■ Short task ■
Only the lines from the one containing "Convert this document image to plain text." through the final line of the material below should be output, exactly as they stand.

Dataset records:
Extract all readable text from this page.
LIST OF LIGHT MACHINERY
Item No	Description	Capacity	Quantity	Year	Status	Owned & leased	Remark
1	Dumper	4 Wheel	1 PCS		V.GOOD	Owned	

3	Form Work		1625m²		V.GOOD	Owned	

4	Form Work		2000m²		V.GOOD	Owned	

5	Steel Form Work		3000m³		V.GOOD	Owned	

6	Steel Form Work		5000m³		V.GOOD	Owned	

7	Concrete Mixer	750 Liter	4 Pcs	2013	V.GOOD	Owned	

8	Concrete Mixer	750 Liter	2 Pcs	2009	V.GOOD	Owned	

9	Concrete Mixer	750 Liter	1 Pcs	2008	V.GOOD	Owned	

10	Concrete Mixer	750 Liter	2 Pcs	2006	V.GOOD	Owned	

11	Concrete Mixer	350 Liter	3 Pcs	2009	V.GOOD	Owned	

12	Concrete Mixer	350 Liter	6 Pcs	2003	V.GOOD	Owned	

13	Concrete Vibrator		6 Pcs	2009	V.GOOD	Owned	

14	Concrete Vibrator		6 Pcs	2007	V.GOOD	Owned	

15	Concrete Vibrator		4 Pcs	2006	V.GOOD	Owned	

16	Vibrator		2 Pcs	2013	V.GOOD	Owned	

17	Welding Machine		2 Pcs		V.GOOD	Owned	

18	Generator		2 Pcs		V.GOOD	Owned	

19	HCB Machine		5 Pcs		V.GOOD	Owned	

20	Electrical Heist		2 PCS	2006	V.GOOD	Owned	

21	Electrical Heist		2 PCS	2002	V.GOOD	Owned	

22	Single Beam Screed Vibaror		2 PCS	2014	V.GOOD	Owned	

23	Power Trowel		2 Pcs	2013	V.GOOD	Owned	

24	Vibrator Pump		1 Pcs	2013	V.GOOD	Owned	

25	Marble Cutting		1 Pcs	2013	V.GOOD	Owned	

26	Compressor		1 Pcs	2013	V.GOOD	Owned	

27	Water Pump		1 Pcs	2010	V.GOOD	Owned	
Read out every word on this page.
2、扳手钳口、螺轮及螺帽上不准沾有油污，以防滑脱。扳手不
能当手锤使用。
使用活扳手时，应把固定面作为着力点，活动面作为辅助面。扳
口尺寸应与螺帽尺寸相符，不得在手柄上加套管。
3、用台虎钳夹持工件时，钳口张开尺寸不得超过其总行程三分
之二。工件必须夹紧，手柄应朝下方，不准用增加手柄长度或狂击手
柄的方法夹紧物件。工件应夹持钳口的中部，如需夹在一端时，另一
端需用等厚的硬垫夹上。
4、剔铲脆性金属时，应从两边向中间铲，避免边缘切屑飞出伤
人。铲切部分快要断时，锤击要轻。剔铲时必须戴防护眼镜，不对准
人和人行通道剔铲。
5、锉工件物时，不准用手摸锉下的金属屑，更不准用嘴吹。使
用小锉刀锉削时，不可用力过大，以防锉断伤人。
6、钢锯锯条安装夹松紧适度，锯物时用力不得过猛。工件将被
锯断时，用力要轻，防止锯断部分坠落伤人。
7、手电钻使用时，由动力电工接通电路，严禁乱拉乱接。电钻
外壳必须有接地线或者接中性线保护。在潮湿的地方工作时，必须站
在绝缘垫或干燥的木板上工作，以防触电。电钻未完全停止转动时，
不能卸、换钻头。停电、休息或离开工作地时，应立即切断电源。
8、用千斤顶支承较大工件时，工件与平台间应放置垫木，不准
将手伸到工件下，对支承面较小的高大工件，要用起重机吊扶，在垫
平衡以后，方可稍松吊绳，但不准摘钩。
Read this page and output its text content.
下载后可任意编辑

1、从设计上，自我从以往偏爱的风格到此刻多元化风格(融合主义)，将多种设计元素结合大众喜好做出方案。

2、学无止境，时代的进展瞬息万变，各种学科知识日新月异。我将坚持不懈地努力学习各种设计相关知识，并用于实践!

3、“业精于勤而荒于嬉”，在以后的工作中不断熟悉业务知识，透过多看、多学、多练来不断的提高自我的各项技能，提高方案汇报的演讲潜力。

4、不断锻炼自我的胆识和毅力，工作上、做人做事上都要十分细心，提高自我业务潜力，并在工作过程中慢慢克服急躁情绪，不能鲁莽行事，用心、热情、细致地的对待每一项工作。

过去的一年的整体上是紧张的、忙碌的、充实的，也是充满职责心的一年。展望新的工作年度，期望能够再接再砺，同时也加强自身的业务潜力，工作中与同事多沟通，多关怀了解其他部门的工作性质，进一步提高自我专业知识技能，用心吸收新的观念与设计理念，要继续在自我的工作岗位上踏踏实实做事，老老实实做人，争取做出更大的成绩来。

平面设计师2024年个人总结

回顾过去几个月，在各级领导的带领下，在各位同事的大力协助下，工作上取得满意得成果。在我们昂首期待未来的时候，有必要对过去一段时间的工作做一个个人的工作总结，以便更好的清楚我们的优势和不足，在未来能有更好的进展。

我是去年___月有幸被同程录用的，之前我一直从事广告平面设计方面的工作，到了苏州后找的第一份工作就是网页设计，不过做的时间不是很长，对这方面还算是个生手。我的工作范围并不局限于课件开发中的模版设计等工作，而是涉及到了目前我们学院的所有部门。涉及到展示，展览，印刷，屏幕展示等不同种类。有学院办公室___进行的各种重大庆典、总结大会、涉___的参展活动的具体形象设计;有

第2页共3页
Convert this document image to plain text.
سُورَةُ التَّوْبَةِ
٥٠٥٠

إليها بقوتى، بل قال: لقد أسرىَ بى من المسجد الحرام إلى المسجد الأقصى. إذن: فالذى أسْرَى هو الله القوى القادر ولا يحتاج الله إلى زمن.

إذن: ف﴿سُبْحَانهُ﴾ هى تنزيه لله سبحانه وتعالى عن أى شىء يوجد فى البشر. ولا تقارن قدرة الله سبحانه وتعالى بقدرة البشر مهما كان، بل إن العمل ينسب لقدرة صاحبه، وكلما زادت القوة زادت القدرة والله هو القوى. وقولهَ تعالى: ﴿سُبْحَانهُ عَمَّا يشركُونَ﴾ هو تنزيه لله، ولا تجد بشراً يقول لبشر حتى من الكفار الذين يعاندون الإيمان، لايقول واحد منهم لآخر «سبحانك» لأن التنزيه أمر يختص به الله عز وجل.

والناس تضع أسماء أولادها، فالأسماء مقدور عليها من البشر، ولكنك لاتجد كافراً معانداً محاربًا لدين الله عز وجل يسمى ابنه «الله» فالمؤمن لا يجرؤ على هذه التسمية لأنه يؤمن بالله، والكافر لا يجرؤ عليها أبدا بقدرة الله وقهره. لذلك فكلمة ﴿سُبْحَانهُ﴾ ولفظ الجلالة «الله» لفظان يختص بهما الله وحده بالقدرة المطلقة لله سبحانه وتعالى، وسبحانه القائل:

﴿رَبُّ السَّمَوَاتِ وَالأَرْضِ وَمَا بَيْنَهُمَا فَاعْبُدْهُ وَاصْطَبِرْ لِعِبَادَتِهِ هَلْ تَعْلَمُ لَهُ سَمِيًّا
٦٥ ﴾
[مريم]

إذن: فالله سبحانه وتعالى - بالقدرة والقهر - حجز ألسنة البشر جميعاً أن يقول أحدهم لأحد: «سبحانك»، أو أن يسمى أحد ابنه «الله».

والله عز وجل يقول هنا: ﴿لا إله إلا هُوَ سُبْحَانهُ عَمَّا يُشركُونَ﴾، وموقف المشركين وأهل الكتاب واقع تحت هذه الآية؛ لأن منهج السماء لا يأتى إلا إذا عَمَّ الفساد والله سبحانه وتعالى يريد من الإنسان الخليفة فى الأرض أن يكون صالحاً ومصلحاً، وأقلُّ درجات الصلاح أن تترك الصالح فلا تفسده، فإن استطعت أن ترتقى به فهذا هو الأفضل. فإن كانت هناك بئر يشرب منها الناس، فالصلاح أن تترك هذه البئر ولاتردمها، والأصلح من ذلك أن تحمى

■ Exercise output ■
Convert this document image to plain text.
سُورَةُ التَّوْبَةِ
٥٠٥٠

إليها بقوتى، بل قال: لقد أسرىَ بى من المسجد الحرام إلى المسجد الأقصى. إذن: فالذى أسْرَى هو الله القوى القادر ولا يحتاج الله إلى زمن.

إذن: ف﴿سُبْحَانهُ﴾ هى تنزيه لله سبحانه وتعالى عن أى شىء يوجد فى البشر. ولا تقارن قدرة الله سبحانه وتعالى بقدرة البشر مهما كان، بل إن العمل ينسب لقدرة صاحبه، وكلما زادت القوة زادت القدرة والله هو القوى. وقولهَ تعالى: ﴿سُبْحَانهُ عَمَّا يشركُونَ﴾ هو تنزيه لله، ولا تجد بشراً يقول لبشر حتى من الكفار الذين يعاندون الإيمان، لايقول واحد منهم لآخر «سبحانك» لأن التنزيه أمر يختص به الله عز وجل.

والناس تضع أسماء أولادها، فالأسماء مقدور عليها من البشر، ولكنك لاتجد كافراً معانداً محاربًا لدين الله عز وجل يسمى ابنه «الله» فالمؤمن لا يجرؤ على هذه التسمية لأنه يؤمن بالله، والكافر لا يجرؤ عليها أبدا بقدرة الله وقهره. لذلك فكلمة ﴿سُبْحَانهُ﴾ ولفظ الجلالة «الله» لفظان يختص بهما الله وحده بالقدرة المطلقة لله سبحانه وتعالى، وسبحانه القائل:

﴿رَبُّ السَّمَوَاتِ وَالأَرْضِ وَمَا بَيْنَهُمَا فَاعْبُدْهُ وَاصْطَبِرْ لِعِبَادَتِهِ هَلْ تَعْلَمُ لَهُ سَمِيًّا
٦٥ ﴾
[مريم]

إذن: فالله سبحانه وتعالى - بالقدرة والقهر - حجز ألسنة البشر جميعاً أن يقول أحدهم لأحد: «سبحانك»، أو أن يسمى أحد ابنه «الله».

والله عز وجل يقول هنا: ﴿لا إله إلا هُوَ سُبْحَانهُ عَمَّا يُشركُونَ﴾، وموقف المشركين وأهل الكتاب واقع تحت هذه الآية؛ لأن منهج السماء لا يأتى إلا إذا عَمَّ الفساد والله سبحانه وتعالى يريد من الإنسان الخليفة فى الأرض أن يكون صالحاً ومصلحاً، وأقلُّ درجات الصلاح أن تترك الصالح فلا تفسده، فإن استطعت أن ترتقى به فهذا هو الأفضل. فإن كانت هناك بئر يشرب منها الناس، فالصلاح أن تترك هذه البئر ولاتردمها، والأصلح من ذلك أن تحمى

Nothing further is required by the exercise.